§ ЦЕЛЬ ЗАДАНИЯ 1
Воспроизведите без изменений строки записей: начните со строки, содержащей «97, 276, 112]», и остановитесь после строки, содержащей «tab-most-recent[interactable]: Most Recent: [18, 221, 129, 253]». Других строк не приводите.

§ ИСХОДНЫЙ ТЕКСТ
------------------------------------------------------------

В начале июня на улице Рубинштейна заработал La Perla Seafood Bar, новый амбициозный проект ресторатора Игоря Мельцера — пионера рыбной гастрономии в Петербурге и владельца одного из старейших рыбных ресторанов города La Perla на улице Марата. Его новый сифуд-бар интересен по нескольким причинам: во-первых, дары моря здесь продают по вполне демократичным ценам (например, дюжина дальневосточных диких устриц обойдется в 1 200 рублей, а порция черной икры стоит 380 рублей), устрицы подают необычными способами — фламбируют и добавляют в коктейли. Наконец, это место, где можно попробовать и по-настоящему редких российских моллюсков — анадару, мияки, мактру, спизолу, гуидак и многих других.
The Village встретился с Игорем Мельцером и поговорил с ним о его карьере ресторатора, развитии рыбного рынка, а также о том, чем хороши российские устрицы и почему с ними трудно работать.

------------------------------------------------------------

§ ИСПОЛЬЗУЕМЫЕ ЗАПИСИ
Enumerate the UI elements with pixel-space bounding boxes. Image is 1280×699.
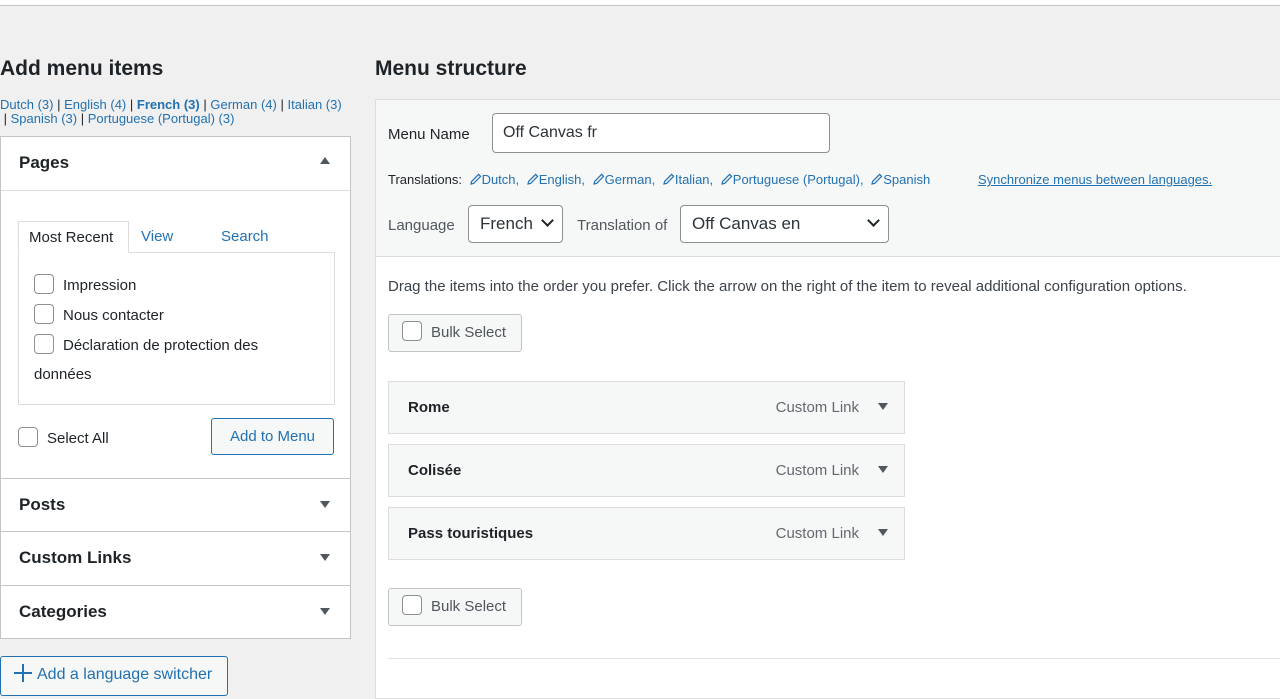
lang-filter-german[interactable]: German (4): [210, 97, 276, 112]
pages-accordion: Pages Most Recent View All Search Impres…: [0, 136, 351, 479]
custom-links-accordion-title: Custom Links: [19, 548, 132, 567]
chevron-down-icon: [541, 214, 554, 227]
bulk-select-checkbox[interactable]: [402, 595, 422, 616]
translation-of-label: Translation of: [577, 217, 668, 234]
add-language-switcher-button[interactable]: Add a language switcher: [0, 656, 228, 696]
categories-accordion-header[interactable]: Categories: [1, 586, 350, 639]
posts-accordion-header[interactable]: Posts: [1, 479, 350, 532]
custom-links-accordion-header[interactable]: Custom Links: [1, 532, 350, 585]
lang-filter-italian[interactable]: Italian (3): [287, 97, 341, 112]
bulk-select-checkbox[interactable]: [402, 321, 422, 342]
expand-arrow-icon[interactable]: [878, 529, 888, 536]
tab-most-recent[interactable]: Most Recent: [18, 221, 129, 253]
menu-settings-header: Menu Name Off Canvas fr Translations: Du…: [376, 100, 1280, 257]
translation-link-dutch[interactable]: Dutch,: [469, 172, 519, 187]
page-checkbox[interactable]: [34, 274, 54, 295]
language-select[interactable]: French: [468, 205, 563, 243]
add-menu-items-panel: Add menu items Dutch (3) | English (4) |…: [0, 0, 351, 696]
menu-structure-title: Menu structure: [375, 57, 527, 80]
pages-checklist: Impression Nous contacter Déclaration de…: [18, 252, 335, 405]
translations-label: Translations:: [388, 172, 462, 187]
add-language-switcher-label: Add a language switcher: [37, 666, 213, 683]
translation-link-german[interactable]: German,: [592, 172, 655, 187]
expand-arrow-icon[interactable]: [878, 466, 888, 473]
divider: [388, 658, 1280, 659]
select-all-checkbox[interactable]: [18, 427, 38, 447]
page-item[interactable]: Déclaration de protection des données: [34, 331, 304, 389]
menu-item-title: Rome: [408, 399, 450, 416]
translation-link-italian[interactable]: Italian,: [663, 172, 713, 187]
translation-link-portuguese[interactable]: Portuguese (Portugal),: [720, 172, 864, 187]
pencil-icon: [592, 173, 605, 185]
add-menu-items-title: Add menu items: [0, 57, 164, 80]
page-item[interactable]: Nous contacter: [34, 301, 164, 330]
synchronize-menus-link[interactable]: Synchronize menus between languages.: [978, 172, 1212, 187]
page-item-label: Impression: [63, 277, 137, 294]
page-item[interactable]: Impression: [34, 271, 136, 300]
posts-accordion[interactable]: Posts: [0, 478, 351, 532]
menu-name-label: Menu Name: [388, 126, 470, 143]
language-select-value: French: [480, 214, 533, 233]
page-checkbox[interactable]: [34, 304, 54, 325]
menu-management: Menu Name Off Canvas fr Translations: Du…: [375, 99, 1280, 699]
categories-accordion[interactable]: Categories: [0, 585, 351, 639]
pencil-icon: [469, 173, 482, 185]
custom-links-accordion[interactable]: Custom Links: [0, 531, 351, 586]
select-all[interactable]: Select All: [18, 427, 109, 449]
collapse-arrow-icon[interactable]: [320, 157, 330, 164]
bulk-select-label: Bulk Select: [431, 324, 507, 341]
bulk-select-label: Bulk Select: [431, 598, 507, 615]
lang-filter-english[interactable]: English (4): [64, 97, 126, 112]
menu-item[interactable]: Pass touristiques Custom Link: [388, 507, 905, 560]
menu-item-type: Custom Link: [775, 399, 859, 416]
bulk-select-button-bottom[interactable]: Bulk Select: [388, 588, 522, 626]
language-filter: Dutch (3) | English (4) | French (3) | G…: [0, 97, 342, 126]
expand-arrow-icon[interactable]: [320, 501, 330, 508]
add-to-menu-button[interactable]: Add to Menu: [211, 418, 334, 455]
menu-name-input[interactable]: Off Canvas fr: [492, 113, 830, 153]
tab-search[interactable]: Search: [211, 221, 279, 253]
language-label: Language: [388, 217, 455, 234]
lang-filter-spanish[interactable]: Spanish (3): [11, 111, 77, 126]
posts-accordion-title: Posts: [19, 495, 66, 514]
pages-accordion-header[interactable]: Pages: [1, 137, 350, 190]
menu-item-title: Pass touristiques: [408, 525, 534, 542]
pages-accordion-title: Pages: [19, 153, 70, 172]
pencil-icon: [526, 173, 539, 185]
select-all-label: Select All: [47, 429, 109, 447]
translation-of-select[interactable]: Off Canvas en: [680, 205, 889, 243]
translations-row: Translations: Dutch, English, German, It…: [388, 172, 930, 187]
menu-item[interactable]: Colisée Custom Link: [388, 444, 905, 497]
plus-icon: [14, 664, 32, 682]
translation-link-spanish[interactable]: Spanish: [871, 172, 930, 187]
menu-item-type: Custom Link: [775, 462, 859, 479]
pencil-icon: [720, 173, 733, 185]
lang-filter-dutch[interactable]: Dutch (3): [0, 97, 53, 112]
menu-item-type: Custom Link: [775, 525, 859, 542]
translation-link-english[interactable]: English,: [526, 172, 585, 187]
expand-arrow-icon[interactable]: [320, 608, 330, 615]
lang-filter-portuguese[interactable]: Portuguese (Portugal) (3): [88, 111, 235, 126]
translation-of-select-value: Off Canvas en: [692, 214, 801, 233]
page-item-label: Nous contacter: [63, 307, 164, 324]
pencil-icon: [663, 173, 675, 185]
pencil-icon: [871, 173, 883, 185]
expand-arrow-icon[interactable]: [320, 554, 330, 561]
menu-item[interactable]: Rome Custom Link: [388, 381, 905, 434]
expand-arrow-icon[interactable]: [878, 403, 888, 410]
tab-view-all[interactable]: View All: [131, 221, 183, 277]
lang-filter-french[interactable]: French (3): [137, 97, 200, 112]
bulk-select-button-top[interactable]: Bulk Select: [388, 314, 522, 352]
page-checkbox[interactable]: [34, 334, 54, 355]
chevron-down-icon: [867, 214, 880, 227]
page-item-label: Déclaration de protection des données: [34, 337, 259, 383]
drag-instructions: Drag the items into the order you prefer…: [388, 278, 1187, 295]
categories-accordion-title: Categories: [19, 602, 107, 621]
menu-item-title: Colisée: [408, 462, 462, 479]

------------------------------------------------------------

§ ЦЕЛЬ ЗАДАНИЯ 2
Определите, согласуются ли утверждения (a), (b) и (c) с текстом о сифуд-баре La Perla. На каждое ответьте «да» или «нет» и приведите решающие слова текста в точной цитате. (a) La Perla Seafood Bar открылся в начале июня на улице Рубинштейна. (b) Дюжина дальневосточных диких устриц стоит 380 рублей. (c) Ресторан La Perla, принадлежащий Игорю Мельцеру, находится на улице Марата.

§ ПОЛНЫЙ ОТВЕТ 1
lang-filter-german[interactable]: German (4): [210, 97, 276, 112]
pages-accordion: Pages Most Recent View All Search Impres…: [0, 136, 351, 479]
custom-links-accordion-title: Custom Links: [19, 548, 132, 567]
chevron-down-icon: [541, 214, 554, 227]
bulk-select-checkbox[interactable]: [402, 595, 422, 616]
translation-of-label: Translation of: [577, 217, 668, 234]
add-language-switcher-button[interactable]: Add a language switcher: [0, 656, 228, 696]
categories-accordion-header[interactable]: Categories: [1, 586, 350, 639]
posts-accordion-header[interactable]: Posts: [1, 479, 350, 532]
custom-links-accordion-header[interactable]: Custom Links: [1, 532, 350, 585]
lang-filter-italian[interactable]: Italian (3): [287, 97, 341, 112]
bulk-select-checkbox[interactable]: [402, 321, 422, 342]
expand-arrow-icon[interactable]: [878, 529, 888, 536]
tab-most-recent[interactable]: Most Recent: [18, 221, 129, 253]

§ ПОЛНЫЙ ОТВЕТ 2
(a) Да: «В начале июня на улице Рубинштейна заработал La Perla Seafood Bar».
(b) Нет: «дюжина дальневосточных диких устриц обойдется в 1 200 рублей».
(c) Да: «владельца одного из старейших рыбных ресторанов города La Perla на улице Марата».